* **Exercise prompt**:
List each line holding the string "FEBRUARY".

* **Given records**:
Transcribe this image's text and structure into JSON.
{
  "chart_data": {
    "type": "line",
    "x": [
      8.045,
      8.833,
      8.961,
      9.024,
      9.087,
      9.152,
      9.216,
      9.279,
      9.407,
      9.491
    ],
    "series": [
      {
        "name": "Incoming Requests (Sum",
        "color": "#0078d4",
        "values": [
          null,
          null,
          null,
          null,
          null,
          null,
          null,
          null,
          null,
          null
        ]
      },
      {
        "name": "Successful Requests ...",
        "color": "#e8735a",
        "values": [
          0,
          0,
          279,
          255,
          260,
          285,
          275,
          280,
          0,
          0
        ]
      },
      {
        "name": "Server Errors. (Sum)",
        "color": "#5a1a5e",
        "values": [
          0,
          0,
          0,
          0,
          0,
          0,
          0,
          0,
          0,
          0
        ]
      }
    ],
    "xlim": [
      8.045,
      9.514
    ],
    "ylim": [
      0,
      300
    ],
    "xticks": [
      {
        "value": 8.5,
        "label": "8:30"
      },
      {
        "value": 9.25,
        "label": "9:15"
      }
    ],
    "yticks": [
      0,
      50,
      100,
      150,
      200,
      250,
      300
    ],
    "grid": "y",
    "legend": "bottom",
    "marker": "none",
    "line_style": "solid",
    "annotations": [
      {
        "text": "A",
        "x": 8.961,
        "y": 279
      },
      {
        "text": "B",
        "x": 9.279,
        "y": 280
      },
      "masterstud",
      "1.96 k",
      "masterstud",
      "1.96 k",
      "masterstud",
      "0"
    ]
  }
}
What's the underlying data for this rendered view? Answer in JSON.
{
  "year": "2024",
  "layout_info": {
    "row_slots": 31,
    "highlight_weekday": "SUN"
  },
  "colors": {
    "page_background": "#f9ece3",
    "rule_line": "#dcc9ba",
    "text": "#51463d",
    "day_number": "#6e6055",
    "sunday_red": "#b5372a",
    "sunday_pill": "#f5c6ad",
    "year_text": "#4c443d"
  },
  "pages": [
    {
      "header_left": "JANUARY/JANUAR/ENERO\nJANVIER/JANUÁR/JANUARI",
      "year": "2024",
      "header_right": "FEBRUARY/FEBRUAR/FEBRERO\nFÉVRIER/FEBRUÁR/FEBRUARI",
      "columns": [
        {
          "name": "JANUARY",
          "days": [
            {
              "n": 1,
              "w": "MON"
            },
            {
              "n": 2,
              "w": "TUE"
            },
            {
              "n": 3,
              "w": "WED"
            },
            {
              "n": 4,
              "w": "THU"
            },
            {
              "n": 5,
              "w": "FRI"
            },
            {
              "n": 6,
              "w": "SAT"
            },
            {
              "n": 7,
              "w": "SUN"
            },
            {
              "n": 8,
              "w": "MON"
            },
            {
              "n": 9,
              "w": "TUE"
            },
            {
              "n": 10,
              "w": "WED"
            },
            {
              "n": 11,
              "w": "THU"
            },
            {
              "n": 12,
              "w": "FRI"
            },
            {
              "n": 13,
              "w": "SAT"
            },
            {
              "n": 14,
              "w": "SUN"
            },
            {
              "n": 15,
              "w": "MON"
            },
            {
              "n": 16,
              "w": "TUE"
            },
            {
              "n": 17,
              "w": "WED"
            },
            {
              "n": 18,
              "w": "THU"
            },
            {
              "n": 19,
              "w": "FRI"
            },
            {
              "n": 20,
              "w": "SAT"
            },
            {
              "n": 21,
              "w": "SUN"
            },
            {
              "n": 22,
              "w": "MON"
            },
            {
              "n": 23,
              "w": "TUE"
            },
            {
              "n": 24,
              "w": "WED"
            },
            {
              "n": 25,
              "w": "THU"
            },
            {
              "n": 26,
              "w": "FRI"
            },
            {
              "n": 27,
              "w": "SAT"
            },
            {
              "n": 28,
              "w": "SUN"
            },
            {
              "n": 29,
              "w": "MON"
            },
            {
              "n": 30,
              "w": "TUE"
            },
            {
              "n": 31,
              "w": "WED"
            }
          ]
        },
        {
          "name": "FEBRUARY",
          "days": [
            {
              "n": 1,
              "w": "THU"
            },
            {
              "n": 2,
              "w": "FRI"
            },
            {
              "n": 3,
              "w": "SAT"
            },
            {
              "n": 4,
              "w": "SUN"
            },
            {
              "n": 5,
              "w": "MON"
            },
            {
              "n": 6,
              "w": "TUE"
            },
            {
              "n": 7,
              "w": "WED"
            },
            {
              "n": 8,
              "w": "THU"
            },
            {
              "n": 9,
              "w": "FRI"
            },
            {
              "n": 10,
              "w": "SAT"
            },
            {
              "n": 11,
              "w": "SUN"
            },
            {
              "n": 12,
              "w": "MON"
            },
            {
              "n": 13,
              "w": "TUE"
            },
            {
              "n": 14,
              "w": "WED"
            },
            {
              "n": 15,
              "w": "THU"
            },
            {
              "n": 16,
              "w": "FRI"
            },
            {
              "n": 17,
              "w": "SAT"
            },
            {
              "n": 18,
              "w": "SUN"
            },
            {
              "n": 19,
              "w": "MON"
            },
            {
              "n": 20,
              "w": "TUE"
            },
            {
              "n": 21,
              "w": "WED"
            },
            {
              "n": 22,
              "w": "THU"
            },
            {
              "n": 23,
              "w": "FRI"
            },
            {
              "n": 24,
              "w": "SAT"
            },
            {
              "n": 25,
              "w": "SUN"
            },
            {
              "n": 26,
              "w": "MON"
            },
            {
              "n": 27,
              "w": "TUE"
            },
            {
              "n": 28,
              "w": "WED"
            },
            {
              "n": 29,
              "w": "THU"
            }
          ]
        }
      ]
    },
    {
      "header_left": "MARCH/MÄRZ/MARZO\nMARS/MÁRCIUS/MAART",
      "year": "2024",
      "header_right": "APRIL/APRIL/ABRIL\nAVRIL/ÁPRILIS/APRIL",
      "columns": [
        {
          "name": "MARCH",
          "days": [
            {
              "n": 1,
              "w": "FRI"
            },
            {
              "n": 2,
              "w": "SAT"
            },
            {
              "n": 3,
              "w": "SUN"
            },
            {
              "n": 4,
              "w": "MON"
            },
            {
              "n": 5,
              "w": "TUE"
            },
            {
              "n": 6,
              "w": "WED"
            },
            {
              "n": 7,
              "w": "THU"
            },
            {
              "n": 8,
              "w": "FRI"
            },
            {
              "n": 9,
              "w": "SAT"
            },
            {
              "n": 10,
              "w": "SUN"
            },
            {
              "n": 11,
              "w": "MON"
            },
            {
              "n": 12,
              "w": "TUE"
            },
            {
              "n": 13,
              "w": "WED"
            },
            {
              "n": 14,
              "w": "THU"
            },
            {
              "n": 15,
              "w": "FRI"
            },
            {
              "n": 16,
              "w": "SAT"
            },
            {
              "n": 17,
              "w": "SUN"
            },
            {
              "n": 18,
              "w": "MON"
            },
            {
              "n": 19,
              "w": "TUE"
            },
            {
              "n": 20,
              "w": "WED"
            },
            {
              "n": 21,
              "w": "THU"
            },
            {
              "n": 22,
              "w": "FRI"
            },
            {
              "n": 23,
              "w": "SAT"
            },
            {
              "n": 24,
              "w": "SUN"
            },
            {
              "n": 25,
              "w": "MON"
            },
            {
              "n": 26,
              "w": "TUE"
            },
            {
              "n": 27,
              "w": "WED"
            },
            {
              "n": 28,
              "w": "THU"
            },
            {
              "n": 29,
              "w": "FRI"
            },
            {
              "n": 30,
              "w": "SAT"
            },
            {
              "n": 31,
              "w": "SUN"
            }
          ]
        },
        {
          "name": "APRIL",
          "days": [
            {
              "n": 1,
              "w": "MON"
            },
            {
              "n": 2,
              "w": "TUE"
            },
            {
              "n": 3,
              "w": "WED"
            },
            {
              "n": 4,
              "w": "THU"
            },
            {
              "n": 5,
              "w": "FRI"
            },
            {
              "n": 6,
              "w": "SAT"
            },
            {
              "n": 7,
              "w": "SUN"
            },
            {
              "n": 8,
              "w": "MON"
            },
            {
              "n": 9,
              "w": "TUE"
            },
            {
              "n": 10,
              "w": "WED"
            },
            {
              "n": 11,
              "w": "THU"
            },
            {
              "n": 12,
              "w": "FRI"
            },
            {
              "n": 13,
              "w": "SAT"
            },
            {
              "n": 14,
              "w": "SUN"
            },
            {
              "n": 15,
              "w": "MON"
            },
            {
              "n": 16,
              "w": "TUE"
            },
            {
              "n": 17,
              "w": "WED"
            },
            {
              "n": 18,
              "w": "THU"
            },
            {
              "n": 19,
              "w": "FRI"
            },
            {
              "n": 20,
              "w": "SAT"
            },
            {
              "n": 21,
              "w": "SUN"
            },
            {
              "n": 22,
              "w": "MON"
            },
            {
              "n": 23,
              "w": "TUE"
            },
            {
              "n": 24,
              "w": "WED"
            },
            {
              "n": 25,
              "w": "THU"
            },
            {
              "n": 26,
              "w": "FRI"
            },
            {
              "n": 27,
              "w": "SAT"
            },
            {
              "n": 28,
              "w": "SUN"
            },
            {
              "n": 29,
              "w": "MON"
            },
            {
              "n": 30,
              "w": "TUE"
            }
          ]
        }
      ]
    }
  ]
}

* **Final result**:
      "header_right": "FEBRUARY/FEBRUAR/FEBRERO\nFÉVRIER/FEBRUÁR/FEBRUARI",
          "name": "FEBRUARY",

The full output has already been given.